• Brief
Repeat the entire listing exactly as written.

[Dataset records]
----------

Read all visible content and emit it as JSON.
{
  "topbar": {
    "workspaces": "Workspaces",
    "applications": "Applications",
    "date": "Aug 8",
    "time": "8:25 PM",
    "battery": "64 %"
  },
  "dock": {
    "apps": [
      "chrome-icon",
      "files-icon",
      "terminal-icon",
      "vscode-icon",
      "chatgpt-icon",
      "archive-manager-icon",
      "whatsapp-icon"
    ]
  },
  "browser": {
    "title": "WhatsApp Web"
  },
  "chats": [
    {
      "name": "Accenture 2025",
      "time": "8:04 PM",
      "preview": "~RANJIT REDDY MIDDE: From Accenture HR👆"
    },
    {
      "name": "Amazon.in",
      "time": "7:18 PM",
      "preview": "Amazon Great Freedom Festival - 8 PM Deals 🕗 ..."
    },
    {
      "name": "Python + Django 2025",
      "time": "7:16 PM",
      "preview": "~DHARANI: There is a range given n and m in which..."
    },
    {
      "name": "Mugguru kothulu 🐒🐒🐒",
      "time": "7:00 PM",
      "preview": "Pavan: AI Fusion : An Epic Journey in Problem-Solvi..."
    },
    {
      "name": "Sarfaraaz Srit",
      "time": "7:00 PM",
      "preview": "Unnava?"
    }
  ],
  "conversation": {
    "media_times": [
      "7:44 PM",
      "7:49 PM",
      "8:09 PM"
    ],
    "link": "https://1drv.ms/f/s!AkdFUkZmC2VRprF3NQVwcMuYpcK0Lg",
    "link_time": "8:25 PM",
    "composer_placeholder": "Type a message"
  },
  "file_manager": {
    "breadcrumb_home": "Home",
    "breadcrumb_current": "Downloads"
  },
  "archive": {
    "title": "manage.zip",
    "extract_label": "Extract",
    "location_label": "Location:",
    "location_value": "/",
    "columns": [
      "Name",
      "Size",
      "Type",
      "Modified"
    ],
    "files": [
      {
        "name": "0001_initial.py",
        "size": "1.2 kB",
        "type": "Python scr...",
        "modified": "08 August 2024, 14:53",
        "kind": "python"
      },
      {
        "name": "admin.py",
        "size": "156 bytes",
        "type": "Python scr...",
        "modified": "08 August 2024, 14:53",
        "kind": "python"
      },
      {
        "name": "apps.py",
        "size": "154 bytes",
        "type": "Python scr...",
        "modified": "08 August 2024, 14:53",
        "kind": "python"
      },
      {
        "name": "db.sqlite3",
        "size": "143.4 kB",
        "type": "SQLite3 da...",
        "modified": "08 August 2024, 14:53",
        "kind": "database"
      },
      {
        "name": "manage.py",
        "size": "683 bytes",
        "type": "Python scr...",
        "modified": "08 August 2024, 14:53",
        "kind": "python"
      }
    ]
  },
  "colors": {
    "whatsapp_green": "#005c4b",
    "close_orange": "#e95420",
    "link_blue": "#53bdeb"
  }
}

----------

• Answer to the problem
Read all visible content and emit it as JSON.
{
  "topbar": {
    "workspaces": "Workspaces",
    "applications": "Applications",
    "date": "Aug 8",
    "time": "8:25 PM",
    "battery": "64 %"
  },
  "dock": {
    "apps": [
      "chrome-icon",
      "files-icon",
      "terminal-icon",
      "vscode-icon",
      "chatgpt-icon",
      "archive-manager-icon",
      "whatsapp-icon"
    ]
  },
  "browser": {
    "title": "WhatsApp Web"
  },
  "chats": [
    {
      "name": "Accenture 2025",
      "time": "8:04 PM",
      "preview": "~RANJIT REDDY MIDDE: From Accenture HR👆"
    },
    {
      "name": "Amazon.in",
      "time": "7:18 PM",
      "preview": "Amazon Great Freedom Festival - 8 PM Deals 🕗 ..."
    },
    {
      "name": "Python + Django 2025",
      "time": "7:16 PM",
      "preview": "~DHARANI: There is a range given n and m in which..."
    },
    {
      "name": "Mugguru kothulu 🐒🐒🐒",
      "time": "7:00 PM",
      "preview": "Pavan: AI Fusion : An Epic Journey in Problem-Solvi..."
    },
    {
      "name": "Sarfaraaz Srit",
      "time": "7:00 PM",
      "preview": "Unnava?"
    }
  ],
  "conversation": {
    "media_times": [
      "7:44 PM",
      "7:49 PM",
      "8:09 PM"
    ],
    "link": "https://1drv.ms/f/s!AkdFUkZmC2VRprF3NQVwcMuYpcK0Lg",
    "link_time": "8:25 PM",
    "composer_placeholder": "Type a message"
  },
  "file_manager": {
    "breadcrumb_home": "Home",
    "breadcrumb_current": "Downloads"
  },
  "archive": {
    "title": "manage.zip",
    "extract_label": "Extract",
    "location_label": "Location:",
    "location_value": "/",
    "columns": [
      "Name",
      "Size",
      "Type",
      "Modified"
    ],
    "files": [
      {
        "name": "0001_initial.py",
        "size": "1.2 kB",
        "type": "Python scr...",
        "modified": "08 August 2024, 14:53",
        "kind": "python"
      },
      {
        "name": "admin.py",
        "size": "156 bytes",
        "type": "Python scr...",
        "modified": "08 August 2024, 14:53",
        "kind": "python"
      },
      {
        "name": "apps.py",
        "size": "154 bytes",
        "type": "Python scr...",
        "modified": "08 August 2024, 14:53",
        "kind": "python"
      },
      {
        "name": "db.sqlite3",
        "size": "143.4 kB",
        "type": "SQLite3 da...",
        "modified": "08 August 2024, 14:53",
        "kind": "database"
      },
      {
        "name": "manage.py",
        "size": "683 bytes",
        "type": "Python scr...",
        "modified": "08 August 2024, 14:53",
        "kind": "python"
      }
    ]
  },
  "colors": {
    "whatsapp_green": "#005c4b",
    "close_orange": "#e95420",
    "link_blue": "#53bdeb"
  }
}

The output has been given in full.